## REQUIREMENTS
The data below needs to be returned exactly, line for line.

# start of THE INPUT

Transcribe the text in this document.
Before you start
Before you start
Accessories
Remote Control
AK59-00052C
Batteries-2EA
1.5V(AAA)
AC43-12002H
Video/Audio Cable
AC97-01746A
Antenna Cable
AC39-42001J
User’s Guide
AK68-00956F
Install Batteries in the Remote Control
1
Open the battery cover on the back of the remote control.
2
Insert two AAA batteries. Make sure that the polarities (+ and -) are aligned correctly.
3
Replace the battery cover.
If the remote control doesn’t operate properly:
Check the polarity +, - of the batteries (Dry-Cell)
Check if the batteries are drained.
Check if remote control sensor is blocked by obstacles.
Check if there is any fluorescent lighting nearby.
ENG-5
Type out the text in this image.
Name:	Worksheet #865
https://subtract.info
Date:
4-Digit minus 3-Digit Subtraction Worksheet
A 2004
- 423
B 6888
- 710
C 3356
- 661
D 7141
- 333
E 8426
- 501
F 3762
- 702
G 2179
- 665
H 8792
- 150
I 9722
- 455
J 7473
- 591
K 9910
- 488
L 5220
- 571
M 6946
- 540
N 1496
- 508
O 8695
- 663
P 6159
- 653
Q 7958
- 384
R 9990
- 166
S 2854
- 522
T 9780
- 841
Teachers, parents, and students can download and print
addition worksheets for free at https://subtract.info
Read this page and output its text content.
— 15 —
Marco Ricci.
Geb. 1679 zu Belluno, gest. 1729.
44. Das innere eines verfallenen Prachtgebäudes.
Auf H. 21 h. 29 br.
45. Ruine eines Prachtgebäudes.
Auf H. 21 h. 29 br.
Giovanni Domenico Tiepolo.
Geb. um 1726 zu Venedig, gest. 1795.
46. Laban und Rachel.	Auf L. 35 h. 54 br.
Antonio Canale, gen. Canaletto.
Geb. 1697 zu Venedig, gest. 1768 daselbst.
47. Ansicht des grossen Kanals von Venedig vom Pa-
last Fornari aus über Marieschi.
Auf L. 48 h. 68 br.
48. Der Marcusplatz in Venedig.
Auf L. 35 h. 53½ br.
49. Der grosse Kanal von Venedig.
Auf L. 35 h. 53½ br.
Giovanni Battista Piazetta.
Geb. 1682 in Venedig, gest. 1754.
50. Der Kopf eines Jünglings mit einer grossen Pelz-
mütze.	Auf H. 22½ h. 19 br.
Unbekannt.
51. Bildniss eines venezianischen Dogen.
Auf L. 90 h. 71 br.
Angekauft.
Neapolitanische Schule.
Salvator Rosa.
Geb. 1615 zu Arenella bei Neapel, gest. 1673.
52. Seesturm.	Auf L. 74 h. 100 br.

# end of THE INPUT

## FINISHED EXERCISE
Transcribe the text in this document.
Before you start
Before you start
Accessories
Remote Control
AK59-00052C
Batteries-2EA
1.5V(AAA)
AC43-12002H
Video/Audio Cable
AC97-01746A
Antenna Cable
AC39-42001J
User’s Guide
AK68-00956F
Install Batteries in the Remote Control
1
Open the battery cover on the back of the remote control.
2
Insert two AAA batteries. Make sure that the polarities (+ and -) are aligned correctly.
3
Replace the battery cover.
If the remote control doesn’t operate properly:
Check the polarity +, - of the batteries (Dry-Cell)
Check if the batteries are drained.
Check if remote control sensor is blocked by obstacles.
Check if there is any fluorescent lighting nearby.
ENG-5
Type out the text in this image.
Name:	Worksheet #865
https://subtract.info
Date:
4-Digit minus 3-Digit Subtraction Worksheet
A 2004
- 423
B 6888
- 710
C 3356
- 661
D 7141
- 333
E 8426
- 501
F 3762
- 702
G 2179
- 665
H 8792
- 150
I 9722
- 455
J 7473
- 591
K 9910
- 488
L 5220
- 571
M 6946
- 540
N 1496
- 508
O 8695
- 663
P 6159
- 653
Q 7958
- 384
R 9990
- 166
S 2854
- 522
T 9780
- 841
Teachers, parents, and students can download and print
addition worksheets for free at https://subtract.info
Read this page and output its text content.
— 15 —
Marco Ricci.
Geb. 1679 zu Belluno, gest. 1729.
44. Das innere eines verfallenen Prachtgebäudes.
Auf H. 21 h. 29 br.
45. Ruine eines Prachtgebäudes.
Auf H. 21 h. 29 br.
Giovanni Domenico Tiepolo.
Geb. um 1726 zu Venedig, gest. 1795.
46. Laban und Rachel.	Auf L. 35 h. 54 br.
Antonio Canale, gen. Canaletto.
Geb. 1697 zu Venedig, gest. 1768 daselbst.
47. Ansicht des grossen Kanals von Venedig vom Pa-
last Fornari aus über Marieschi.
Auf L. 48 h. 68 br.
48. Der Marcusplatz in Venedig.
Auf L. 35 h. 53½ br.
49. Der grosse Kanal von Venedig.
Auf L. 35 h. 53½ br.
Giovanni Battista Piazetta.
Geb. 1682 in Venedig, gest. 1754.
50. Der Kopf eines Jünglings mit einer grossen Pelz-
mütze.	Auf H. 22½ h. 19 br.
Unbekannt.
51. Bildniss eines venezianischen Dogen.
Auf L. 90 h. 71 br.
Angekauft.
Neapolitanische Schule.
Salvator Rosa.
Geb. 1615 zu Arenella bei Neapel, gest. 1673.
52. Seesturm.	Auf L. 74 h. 100 br.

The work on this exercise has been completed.